## Task brief
Repeat the records below exactly.
>> START Records for the exercise
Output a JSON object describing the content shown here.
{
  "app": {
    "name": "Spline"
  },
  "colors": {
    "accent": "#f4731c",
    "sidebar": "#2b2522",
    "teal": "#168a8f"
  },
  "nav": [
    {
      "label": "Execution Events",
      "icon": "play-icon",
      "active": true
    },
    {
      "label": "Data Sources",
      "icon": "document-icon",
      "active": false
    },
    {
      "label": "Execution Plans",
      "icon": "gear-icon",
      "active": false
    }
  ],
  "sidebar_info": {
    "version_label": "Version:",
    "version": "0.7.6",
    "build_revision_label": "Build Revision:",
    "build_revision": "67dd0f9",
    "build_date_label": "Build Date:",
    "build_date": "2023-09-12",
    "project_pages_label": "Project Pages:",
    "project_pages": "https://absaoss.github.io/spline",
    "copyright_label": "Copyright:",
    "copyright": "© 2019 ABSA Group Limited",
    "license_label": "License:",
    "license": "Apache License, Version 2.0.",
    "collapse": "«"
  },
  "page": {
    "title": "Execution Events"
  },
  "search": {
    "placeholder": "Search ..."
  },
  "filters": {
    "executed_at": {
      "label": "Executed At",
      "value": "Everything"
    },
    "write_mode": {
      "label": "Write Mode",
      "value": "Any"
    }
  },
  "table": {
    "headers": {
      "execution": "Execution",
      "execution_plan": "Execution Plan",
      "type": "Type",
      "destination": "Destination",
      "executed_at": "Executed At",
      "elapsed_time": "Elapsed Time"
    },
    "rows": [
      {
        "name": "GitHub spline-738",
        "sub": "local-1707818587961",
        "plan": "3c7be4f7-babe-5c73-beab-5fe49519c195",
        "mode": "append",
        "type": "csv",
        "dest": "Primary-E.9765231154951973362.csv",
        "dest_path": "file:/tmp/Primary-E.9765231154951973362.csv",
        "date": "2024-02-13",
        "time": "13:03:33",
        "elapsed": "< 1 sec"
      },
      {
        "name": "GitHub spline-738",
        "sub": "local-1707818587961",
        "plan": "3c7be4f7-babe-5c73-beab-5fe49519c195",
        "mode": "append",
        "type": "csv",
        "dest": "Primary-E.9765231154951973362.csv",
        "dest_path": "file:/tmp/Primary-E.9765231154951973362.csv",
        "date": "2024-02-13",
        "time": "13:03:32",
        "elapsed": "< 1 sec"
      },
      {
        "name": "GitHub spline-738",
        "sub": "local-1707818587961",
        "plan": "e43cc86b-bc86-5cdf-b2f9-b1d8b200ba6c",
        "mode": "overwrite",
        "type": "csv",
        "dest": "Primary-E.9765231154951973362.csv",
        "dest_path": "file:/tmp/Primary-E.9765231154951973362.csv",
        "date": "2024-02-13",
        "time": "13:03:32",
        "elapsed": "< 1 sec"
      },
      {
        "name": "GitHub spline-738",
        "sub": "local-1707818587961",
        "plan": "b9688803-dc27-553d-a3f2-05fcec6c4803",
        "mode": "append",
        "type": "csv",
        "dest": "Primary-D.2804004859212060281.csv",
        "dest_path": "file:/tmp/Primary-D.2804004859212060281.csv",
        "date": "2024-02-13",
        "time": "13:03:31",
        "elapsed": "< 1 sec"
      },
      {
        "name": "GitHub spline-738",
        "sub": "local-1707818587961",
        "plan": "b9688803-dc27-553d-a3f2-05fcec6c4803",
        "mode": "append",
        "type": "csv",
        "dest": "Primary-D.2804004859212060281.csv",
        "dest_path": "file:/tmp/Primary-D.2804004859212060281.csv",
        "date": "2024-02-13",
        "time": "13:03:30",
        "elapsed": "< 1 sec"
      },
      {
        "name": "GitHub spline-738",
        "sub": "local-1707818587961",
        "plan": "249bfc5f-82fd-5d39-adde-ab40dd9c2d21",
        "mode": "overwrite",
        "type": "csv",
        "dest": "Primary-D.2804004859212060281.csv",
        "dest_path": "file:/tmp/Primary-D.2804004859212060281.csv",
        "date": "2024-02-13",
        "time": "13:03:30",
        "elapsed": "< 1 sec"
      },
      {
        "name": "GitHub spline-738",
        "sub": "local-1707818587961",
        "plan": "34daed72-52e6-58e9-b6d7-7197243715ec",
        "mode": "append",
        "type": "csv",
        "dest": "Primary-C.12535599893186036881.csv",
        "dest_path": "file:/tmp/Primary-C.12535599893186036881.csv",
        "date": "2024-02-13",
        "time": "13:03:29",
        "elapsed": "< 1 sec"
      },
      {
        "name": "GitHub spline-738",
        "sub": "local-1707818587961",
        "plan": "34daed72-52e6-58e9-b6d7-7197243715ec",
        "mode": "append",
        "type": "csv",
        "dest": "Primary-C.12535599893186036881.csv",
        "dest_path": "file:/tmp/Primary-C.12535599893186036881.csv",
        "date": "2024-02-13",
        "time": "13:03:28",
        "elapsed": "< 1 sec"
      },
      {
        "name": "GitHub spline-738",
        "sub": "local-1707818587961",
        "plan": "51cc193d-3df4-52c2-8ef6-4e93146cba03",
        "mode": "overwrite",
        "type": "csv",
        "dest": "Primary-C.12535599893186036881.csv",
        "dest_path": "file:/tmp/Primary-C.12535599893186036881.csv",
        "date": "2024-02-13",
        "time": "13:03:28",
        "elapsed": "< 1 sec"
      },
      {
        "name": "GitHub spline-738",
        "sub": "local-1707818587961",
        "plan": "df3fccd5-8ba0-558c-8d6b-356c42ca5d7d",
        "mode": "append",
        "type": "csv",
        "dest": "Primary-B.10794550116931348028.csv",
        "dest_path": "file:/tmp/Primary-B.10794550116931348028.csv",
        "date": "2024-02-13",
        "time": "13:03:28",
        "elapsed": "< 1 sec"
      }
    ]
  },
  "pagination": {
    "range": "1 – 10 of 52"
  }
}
>> END Records for the exercise
## Answer
Output a JSON object describing the content shown here.
{
  "app": {
    "name": "Spline"
  },
  "colors": {
    "accent": "#f4731c",
    "sidebar": "#2b2522",
    "teal": "#168a8f"
  },
  "nav": [
    {
      "label": "Execution Events",
      "icon": "play-icon",
      "active": true
    },
    {
      "label": "Data Sources",
      "icon": "document-icon",
      "active": false
    },
    {
      "label": "Execution Plans",
      "icon": "gear-icon",
      "active": false
    }
  ],
  "sidebar_info": {
    "version_label": "Version:",
    "version": "0.7.6",
    "build_revision_label": "Build Revision:",
    "build_revision": "67dd0f9",
    "build_date_label": "Build Date:",
    "build_date": "2023-09-12",
    "project_pages_label": "Project Pages:",
    "project_pages": "https://absaoss.github.io/spline",
    "copyright_label": "Copyright:",
    "copyright": "© 2019 ABSA Group Limited",
    "license_label": "License:",
    "license": "Apache License, Version 2.0.",
    "collapse": "«"
  },
  "page": {
    "title": "Execution Events"
  },
  "search": {
    "placeholder": "Search ..."
  },
  "filters": {
    "executed_at": {
      "label": "Executed At",
      "value": "Everything"
    },
    "write_mode": {
      "label": "Write Mode",
      "value": "Any"
    }
  },
  "table": {
    "headers": {
      "execution": "Execution",
      "execution_plan": "Execution Plan",
      "type": "Type",
      "destination": "Destination",
      "executed_at": "Executed At",
      "elapsed_time": "Elapsed Time"
    },
    "rows": [
      {
        "name": "GitHub spline-738",
        "sub": "local-1707818587961",
        "plan": "3c7be4f7-babe-5c73-beab-5fe49519c195",
        "mode": "append",
        "type": "csv",
        "dest": "Primary-E.9765231154951973362.csv",
        "dest_path": "file:/tmp/Primary-E.9765231154951973362.csv",
        "date": "2024-02-13",
        "time": "13:03:33",
        "elapsed": "< 1 sec"
      },
      {
        "name": "GitHub spline-738",
        "sub": "local-1707818587961",
        "plan": "3c7be4f7-babe-5c73-beab-5fe49519c195",
        "mode": "append",
        "type": "csv",
        "dest": "Primary-E.9765231154951973362.csv",
        "dest_path": "file:/tmp/Primary-E.9765231154951973362.csv",
        "date": "2024-02-13",
        "time": "13:03:32",
        "elapsed": "< 1 sec"
      },
      {
        "name": "GitHub spline-738",
        "sub": "local-1707818587961",
        "plan": "e43cc86b-bc86-5cdf-b2f9-b1d8b200ba6c",
        "mode": "overwrite",
        "type": "csv",
        "dest": "Primary-E.9765231154951973362.csv",
        "dest_path": "file:/tmp/Primary-E.9765231154951973362.csv",
        "date": "2024-02-13",
        "time": "13:03:32",
        "elapsed": "< 1 sec"
      },
      {
        "name": "GitHub spline-738",
        "sub": "local-1707818587961",
        "plan": "b9688803-dc27-553d-a3f2-05fcec6c4803",
        "mode": "append",
        "type": "csv",
        "dest": "Primary-D.2804004859212060281.csv",
        "dest_path": "file:/tmp/Primary-D.2804004859212060281.csv",
        "date": "2024-02-13",
        "time": "13:03:31",
        "elapsed": "< 1 sec"
      },
      {
        "name": "GitHub spline-738",
        "sub": "local-1707818587961",
        "plan": "b9688803-dc27-553d-a3f2-05fcec6c4803",
        "mode": "append",
        "type": "csv",
        "dest": "Primary-D.2804004859212060281.csv",
        "dest_path": "file:/tmp/Primary-D.2804004859212060281.csv",
        "date": "2024-02-13",
        "time": "13:03:30",
        "elapsed": "< 1 sec"
      },
      {
        "name": "GitHub spline-738",
        "sub": "local-1707818587961",
        "plan": "249bfc5f-82fd-5d39-adde-ab40dd9c2d21",
        "mode": "overwrite",
        "type": "csv",
        "dest": "Primary-D.2804004859212060281.csv",
        "dest_path": "file:/tmp/Primary-D.2804004859212060281.csv",
        "date": "2024-02-13",
        "time": "13:03:30",
        "elapsed": "< 1 sec"
      },
      {
        "name": "GitHub spline-738",
        "sub": "local-1707818587961",
        "plan": "34daed72-52e6-58e9-b6d7-7197243715ec",
        "mode": "append",
        "type": "csv",
        "dest": "Primary-C.12535599893186036881.csv",
        "dest_path": "file:/tmp/Primary-C.12535599893186036881.csv",
        "date": "2024-02-13",
        "time": "13:03:29",
        "elapsed": "< 1 sec"
      },
      {
        "name": "GitHub spline-738",
        "sub": "local-1707818587961",
        "plan": "34daed72-52e6-58e9-b6d7-7197243715ec",
        "mode": "append",
        "type": "csv",
        "dest": "Primary-C.12535599893186036881.csv",
        "dest_path": "file:/tmp/Primary-C.12535599893186036881.csv",
        "date": "2024-02-13",
        "time": "13:03:28",
        "elapsed": "< 1 sec"
      },
      {
        "name": "GitHub spline-738",
        "sub": "local-1707818587961",
        "plan": "51cc193d-3df4-52c2-8ef6-4e93146cba03",
        "mode": "overwrite",
        "type": "csv",
        "dest": "Primary-C.12535599893186036881.csv",
        "dest_path": "file:/tmp/Primary-C.12535599893186036881.csv",
        "date": "2024-02-13",
        "time": "13:03:28",
        "elapsed": "< 1 sec"
      },
      {
        "name": "GitHub spline-738",
        "sub": "local-1707818587961",
        "plan": "df3fccd5-8ba0-558c-8d6b-356c42ca5d7d",
        "mode": "append",
        "type": "csv",
        "dest": "Primary-B.10794550116931348028.csv",
        "dest_path": "file:/tmp/Primary-B.10794550116931348028.csv",
        "date": "2024-02-13",
        "time": "13:03:28",
        "elapsed": "< 1 sec"
      }
    ]
  },
  "pagination": {
    "range": "1 – 10 of 52"
  }
}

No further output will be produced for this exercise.